+++ Daten zur Aufgabe +++

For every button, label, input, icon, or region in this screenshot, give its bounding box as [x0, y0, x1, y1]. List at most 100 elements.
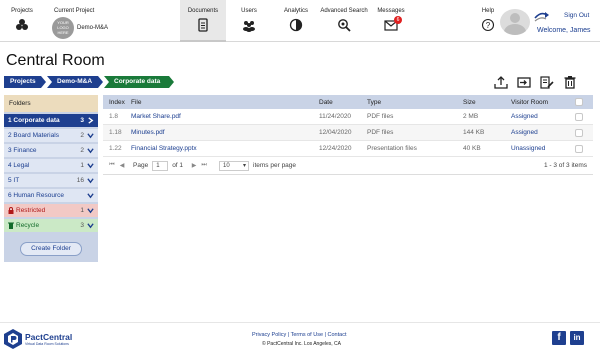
nav-documents-label: Documents — [187, 8, 219, 14]
folder-item-corporate-data[interactable]: 1 Corporate data 3 — [4, 114, 98, 127]
create-folder-button[interactable]: Create Folder — [20, 242, 82, 256]
brand-name: PactCentral — [25, 332, 73, 342]
projects-nav[interactable]: Projects — [4, 0, 40, 32]
nav-users[interactable]: Users — [226, 0, 272, 42]
column-header-size[interactable]: Size — [463, 99, 511, 106]
folder-count: 3 — [80, 222, 84, 229]
first-page-icon[interactable]: ⏮ — [107, 162, 117, 169]
breadcrumb-current-folder: Corporate data — [104, 76, 174, 88]
column-header-date[interactable]: Date — [319, 99, 367, 106]
table-row[interactable]: 1.22 Financial Strategy.pptx 12/24/2020 … — [103, 141, 593, 157]
row-index: 1.18 — [109, 129, 122, 136]
column-header-visitor-room[interactable]: Visitor Room — [511, 99, 573, 106]
help-icon: ? — [481, 18, 495, 32]
breadcrumb-project[interactable]: Demo-M&A — [47, 76, 103, 88]
nav-advanced-search[interactable]: Advanced Search — [318, 0, 370, 42]
last-page-icon[interactable]: ⏭ — [199, 162, 209, 169]
nav-documents[interactable]: Documents — [180, 0, 226, 42]
terms-of-use-link[interactable]: Terms of Use — [291, 332, 323, 338]
help-nav[interactable]: Help ? — [478, 0, 498, 32]
advanced-search-icon — [338, 19, 351, 32]
folder-label: 4 Legal — [8, 162, 30, 169]
move-to-folder-icon[interactable] — [517, 75, 531, 89]
brand-tagline: Virtual Data Room Solutions — [25, 342, 69, 346]
row-file-link[interactable]: Minutes.pdf — [131, 129, 319, 136]
folder-count: 2 — [80, 132, 84, 139]
folder-label: 3 Finance — [8, 147, 37, 154]
row-date: 12/24/2020 — [319, 145, 352, 152]
chevron-down-icon[interactable] — [87, 192, 94, 199]
row-checkbox[interactable] — [575, 112, 583, 121]
table-row[interactable]: 1.18 Minutes.pdf 12/04/2020 PDF files 14… — [103, 125, 593, 141]
top-bar: Projects Current Project YOUR LOGO HERE … — [0, 0, 600, 42]
row-index: 1.8 — [109, 113, 119, 120]
nav-analytics[interactable]: Analytics — [273, 0, 319, 42]
items-per-page-label: items per page — [253, 162, 297, 169]
row-visitor-room[interactable]: Unassigned — [511, 145, 573, 152]
welcome-text: Welcome, James — [537, 27, 591, 34]
folder-item-finance[interactable]: 3 Finance 2 — [4, 144, 98, 157]
chevron-right-icon[interactable] — [87, 117, 94, 124]
chevron-down-icon[interactable] — [87, 132, 94, 139]
row-file-link[interactable]: Market Share.pdf — [131, 113, 319, 120]
pactcentral-logo-icon — [4, 329, 22, 349]
folder-item-board-materials[interactable]: 2 Board Materials 2 — [4, 129, 98, 142]
nav-analytics-label: Analytics — [283, 8, 308, 14]
breadcrumb: Projects Demo-M&A Corporate data — [4, 76, 175, 88]
pagination-bar: ⏮ ◀ Page 1 of 1 ▶ ⏭ 10 items per page 1 … — [103, 157, 593, 175]
trash-icon[interactable] — [563, 75, 577, 89]
row-visitor-room[interactable]: Assigned — [511, 129, 573, 136]
facebook-icon[interactable]: f — [552, 331, 566, 345]
row-visitor-room[interactable]: Assigned — [511, 113, 573, 120]
chevron-down-icon[interactable] — [87, 207, 94, 214]
current-project[interactable]: Current Project YOUR LOGO HERE Demo-M&A — [52, 0, 122, 39]
upload-icon[interactable] — [494, 75, 508, 89]
folder-label: Restricted — [16, 207, 46, 214]
folder-item-restricted[interactable]: Restricted 1 — [4, 204, 98, 217]
current-project-name: Demo-M&A — [77, 25, 109, 31]
help-label: Help — [481, 8, 495, 14]
user-avatar[interactable] — [500, 9, 530, 35]
column-header-index[interactable]: Index — [103, 99, 131, 106]
folders-header: Folders — [4, 95, 98, 112]
chevron-down-icon[interactable] — [87, 222, 94, 229]
folder-count: 2 — [80, 147, 84, 154]
nav-messages[interactable]: Messages 6 — [368, 0, 414, 42]
breadcrumb-projects[interactable]: Projects — [4, 76, 46, 88]
folder-item-it[interactable]: 5 IT 16 — [4, 174, 98, 187]
chevron-down-icon[interactable] — [87, 162, 94, 169]
linkedin-icon[interactable]: in — [570, 331, 584, 345]
page-number-input[interactable]: 1 — [152, 160, 169, 171]
next-page-icon[interactable]: ▶ — [189, 162, 199, 169]
folder-item-human-resource[interactable]: 6 Human Resource — [4, 189, 98, 202]
select-all-checkbox[interactable] — [575, 98, 583, 106]
row-checkbox[interactable] — [575, 144, 583, 153]
folder-label: Recycle — [16, 222, 40, 229]
edit-document-icon[interactable] — [540, 75, 554, 89]
copyright: © PactCentral Inc. Los Angeles, CA — [262, 341, 342, 347]
brand-logo[interactable]: PactCentral Virtual Data Room Solutions — [4, 329, 72, 349]
lock-icon — [8, 207, 14, 214]
privacy-policy-link[interactable]: Privacy Policy — [252, 332, 286, 338]
row-date: 11/24/2020 — [319, 113, 352, 120]
chevron-down-icon[interactable] — [87, 147, 94, 154]
nav-advanced-search-label: Advanced Search — [320, 8, 368, 14]
current-project-label: Current Project — [54, 8, 95, 14]
items-per-page-select[interactable]: 10 — [219, 160, 250, 171]
footer: PactCentral Virtual Data Room Solutions … — [0, 322, 600, 352]
column-header-file[interactable]: File — [131, 99, 319, 106]
row-size: 144 KB — [463, 129, 485, 136]
sign-out-icon[interactable] — [533, 9, 549, 23]
table-row[interactable]: 1.8 Market Share.pdf 11/24/2020 PDF file… — [103, 109, 593, 125]
column-header-type[interactable]: Type — [367, 99, 463, 106]
folder-item-recycle[interactable]: Recycle 3 — [4, 219, 98, 232]
page-count: of 1 — [172, 162, 184, 169]
contact-link[interactable]: Contact — [328, 332, 347, 338]
sign-out-link[interactable]: Sign Out — [564, 12, 589, 19]
chevron-down-icon[interactable] — [87, 177, 94, 184]
row-checkbox[interactable] — [575, 128, 583, 137]
pagination-summary: 1 - 3 of 3 items — [544, 162, 587, 169]
row-file-link[interactable]: Financial Strategy.pptx — [131, 145, 319, 152]
previous-page-icon[interactable]: ◀ — [117, 162, 127, 169]
folder-item-legal[interactable]: 4 Legal 1 — [4, 159, 98, 172]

+++

Zu lösende Aufgabe →
Gib das gesamte Material bitte erneut aus und ersetze darin „Visitor Room“ durch „Besucherraum“, ohne sonst etwas zu ändern. Lass die Bilder in der Antwort weg.

Übungsergebnis →
For every button, label, input, icon, or region in this screenshot, give its bounding box as [x0, y0, x1, y1]. List at most 100 elements.
nav-documents-label: Documents — [187, 8, 219, 14]
folder-item-corporate-data[interactable]: 1 Corporate data 3 — [4, 114, 98, 127]
create-folder-button[interactable]: Create Folder — [20, 242, 82, 256]
brand-name: PactCentral — [25, 332, 73, 342]
projects-nav[interactable]: Projects — [4, 0, 40, 32]
nav-users[interactable]: Users — [226, 0, 272, 42]
column-header-size[interactable]: Size — [463, 99, 511, 106]
folder-count: 3 — [80, 222, 84, 229]
first-page-icon[interactable]: ⏮ — [107, 162, 117, 169]
breadcrumb-current-folder: Corporate data — [104, 76, 174, 88]
column-header-date[interactable]: Date — [319, 99, 367, 106]
table-row[interactable]: 1.22 Financial Strategy.pptx 12/24/2020 … — [103, 141, 593, 157]
row-index: 1.18 — [109, 129, 122, 136]
column-header-visitor-room[interactable]: Besucherraum — [511, 99, 573, 106]
help-icon: ? — [481, 18, 495, 32]
breadcrumb-project[interactable]: Demo-M&A — [47, 76, 103, 88]
nav-advanced-search[interactable]: Advanced Search — [318, 0, 370, 42]
last-page-icon[interactable]: ⏭ — [199, 162, 209, 169]
nav-documents[interactable]: Documents — [180, 0, 226, 42]
terms-of-use-link[interactable]: Terms of Use — [291, 332, 323, 338]
help-nav[interactable]: Help ? — [478, 0, 498, 32]
advanced-search-icon — [338, 19, 351, 32]
folder-label: 4 Legal — [8, 162, 30, 169]
move-to-folder-icon[interactable] — [517, 75, 531, 89]
brand-tagline: Virtual Data Room Solutions — [25, 342, 69, 346]
row-file-link[interactable]: Minutes.pdf — [131, 129, 319, 136]
folder-count: 2 — [80, 132, 84, 139]
folder-label: 3 Finance — [8, 147, 37, 154]
row-date: 12/24/2020 — [319, 145, 352, 152]
chevron-down-icon[interactable] — [87, 192, 94, 199]
row-checkbox[interactable] — [575, 112, 583, 121]
table-row[interactable]: 1.18 Minutes.pdf 12/04/2020 PDF files 14… — [103, 125, 593, 141]
top-bar: Projects Current Project YOUR LOGO HERE … — [0, 0, 600, 42]
row-index: 1.8 — [109, 113, 119, 120]
nav-analytics[interactable]: Analytics — [273, 0, 319, 42]
items-per-page-label: items per page — [253, 162, 297, 169]
row-visitor-room[interactable]: Unassigned — [511, 145, 573, 152]
welcome-text: Welcome, James — [537, 27, 591, 34]
folder-item-finance[interactable]: 3 Finance 2 — [4, 144, 98, 157]
chevron-right-icon[interactable] — [87, 117, 94, 124]
chevron-down-icon[interactable] — [87, 132, 94, 139]
row-file-link[interactable]: Market Share.pdf — [131, 113, 319, 120]
pactcentral-logo-icon — [4, 329, 22, 349]
folder-item-board-materials[interactable]: 2 Board Materials 2 — [4, 129, 98, 142]
nav-analytics-label: Analytics — [283, 8, 308, 14]
breadcrumb: Projects Demo-M&A Corporate data — [4, 76, 175, 88]
pagination-bar: ⏮ ◀ Page 1 of 1 ▶ ⏭ 10 items per page 1 … — [103, 157, 593, 175]
trash-icon[interactable] — [563, 75, 577, 89]
row-visitor-room[interactable]: Assigned — [511, 129, 573, 136]
facebook-icon[interactable]: f — [552, 331, 566, 345]
row-visitor-room[interactable]: Assigned — [511, 113, 573, 120]
chevron-down-icon[interactable] — [87, 207, 94, 214]
current-project[interactable]: Current Project YOUR LOGO HERE Demo-M&A — [52, 0, 122, 39]
upload-icon[interactable] — [494, 75, 508, 89]
folder-label: Restricted — [16, 207, 46, 214]
folder-item-restricted[interactable]: Restricted 1 — [4, 204, 98, 217]
current-project-name: Demo-M&A — [77, 25, 109, 31]
help-label: Help — [481, 8, 495, 14]
user-avatar[interactable] — [500, 9, 530, 35]
column-header-index[interactable]: Index — [103, 99, 131, 106]
folders-header: Folders — [4, 95, 98, 112]
chevron-down-icon[interactable] — [87, 222, 94, 229]
folder-count: 2 — [80, 147, 84, 154]
nav-messages[interactable]: Messages 6 — [368, 0, 414, 42]
breadcrumb-projects[interactable]: Projects — [4, 76, 46, 88]
folder-item-it[interactable]: 5 IT 16 — [4, 174, 98, 187]
chevron-down-icon[interactable] — [87, 162, 94, 169]
linkedin-icon[interactable]: in — [570, 331, 584, 345]
page-number-input[interactable]: 1 — [152, 160, 169, 171]
next-page-icon[interactable]: ▶ — [189, 162, 199, 169]
folder-item-human-resource[interactable]: 6 Human Resource — [4, 189, 98, 202]
select-all-checkbox[interactable] — [575, 98, 583, 106]
row-checkbox[interactable] — [575, 144, 583, 153]
folder-label: Recycle — [16, 222, 40, 229]
edit-document-icon[interactable] — [540, 75, 554, 89]
copyright: © PactCentral Inc. Los Angeles, CA — [262, 341, 342, 347]
brand-logo[interactable]: PactCentral Virtual Data Room Solutions — [4, 329, 72, 349]
lock-icon — [8, 207, 14, 214]
privacy-policy-link[interactable]: Privacy Policy — [252, 332, 286, 338]
row-date: 11/24/2020 — [319, 113, 352, 120]
chevron-down-icon[interactable] — [87, 147, 94, 154]
nav-advanced-search-label: Advanced Search — [320, 8, 368, 14]
current-project-label: Current Project — [54, 8, 95, 14]
items-per-page-select[interactable]: 10 — [219, 160, 250, 171]
footer: PactCentral Virtual Data Room Solutions … — [0, 322, 600, 352]
column-header-file[interactable]: File — [131, 99, 319, 106]
row-size: 144 KB — [463, 129, 485, 136]
sign-out-icon[interactable] — [533, 9, 549, 23]
table-row[interactable]: 1.8 Market Share.pdf 11/24/2020 PDF file… — [103, 109, 593, 125]
column-header-type[interactable]: Type — [367, 99, 463, 106]
folder-item-recycle[interactable]: Recycle 3 — [4, 219, 98, 232]
page-count: of 1 — [172, 162, 184, 169]
contact-link[interactable]: Contact — [328, 332, 347, 338]
sign-out-link[interactable]: Sign Out — [564, 12, 589, 19]
chevron-down-icon[interactable] — [87, 177, 94, 184]
row-checkbox[interactable] — [575, 128, 583, 137]
pagination-summary: 1 - 3 of 3 items — [544, 162, 587, 169]
row-file-link[interactable]: Financial Strategy.pptx — [131, 145, 319, 152]
previous-page-icon[interactable]: ◀ — [117, 162, 127, 169]
folder-item-legal[interactable]: 4 Legal 1 — [4, 159, 98, 172]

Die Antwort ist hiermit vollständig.